╭─ Provided material

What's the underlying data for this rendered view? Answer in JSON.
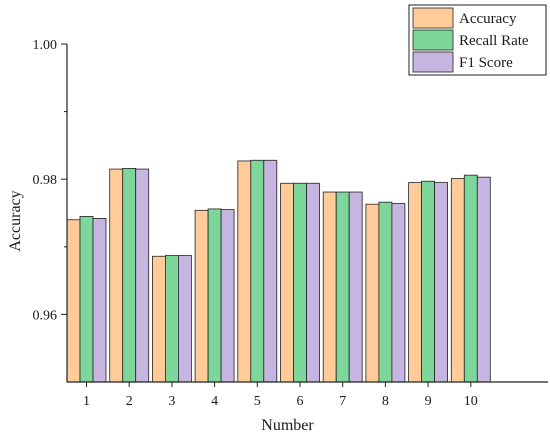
{
  "chart_data": {
    "type": "bar",
    "xlabel": "Number",
    "ylabel": "Accuracy",
    "ylim": [
      0.95,
      1.0
    ],
    "yticks": [
      "0.96",
      "0.98",
      "1.00"
    ],
    "ytick_values": [
      0.96,
      0.98,
      1.0
    ],
    "categories": [
      "1",
      "2",
      "3",
      "4",
      "5",
      "6",
      "7",
      "8",
      "9",
      "10"
    ],
    "grid": false,
    "legend_position": "top-right",
    "series": [
      {
        "name": "Accuracy",
        "color": "#FFCC99",
        "values": [
          0.974,
          0.9815,
          0.9686,
          0.9754,
          0.9827,
          0.9794,
          0.9781,
          0.9763,
          0.9795,
          0.9801
        ]
      },
      {
        "name": "Recall Rate",
        "color": "#7FD69A",
        "values": [
          0.9745,
          0.9816,
          0.9687,
          0.9756,
          0.9828,
          0.9794,
          0.9781,
          0.9766,
          0.9797,
          0.9806
        ]
      },
      {
        "name": "F1 Score",
        "color": "#C6B5E0",
        "values": [
          0.9742,
          0.9815,
          0.9687,
          0.9755,
          0.9828,
          0.9794,
          0.9781,
          0.9764,
          0.9795,
          0.9803
        ]
      }
    ]
  }
}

╰─

- [Written problem]: Copy the records exactly. Skip the pictures.

- [Correct output]:
What's the underlying data for this rendered view? Answer in JSON.
{
  "chart_data": {
    "type": "bar",
    "xlabel": "Number",
    "ylabel": "Accuracy",
    "ylim": [
      0.95,
      1.0
    ],
    "yticks": [
      "0.96",
      "0.98",
      "1.00"
    ],
    "ytick_values": [
      0.96,
      0.98,
      1.0
    ],
    "categories": [
      "1",
      "2",
      "3",
      "4",
      "5",
      "6",
      "7",
      "8",
      "9",
      "10"
    ],
    "grid": false,
    "legend_position": "top-right",
    "series": [
      {
        "name": "Accuracy",
        "color": "#FFCC99",
        "values": [
          0.974,
          0.9815,
          0.9686,
          0.9754,
          0.9827,
          0.9794,
          0.9781,
          0.9763,
          0.9795,
          0.9801
        ]
      },
      {
        "name": "Recall Rate",
        "color": "#7FD69A",
        "values": [
          0.9745,
          0.9816,
          0.9687,
          0.9756,
          0.9828,
          0.9794,
          0.9781,
          0.9766,
          0.9797,
          0.9806
        ]
      },
      {
        "name": "F1 Score",
        "color": "#C6B5E0",
        "values": [
          0.9742,
          0.9815,
          0.9687,
          0.9755,
          0.9828,
          0.9794,
          0.9781,
          0.9764,
          0.9795,
          0.9803
        ]
      }
    ]
  }
}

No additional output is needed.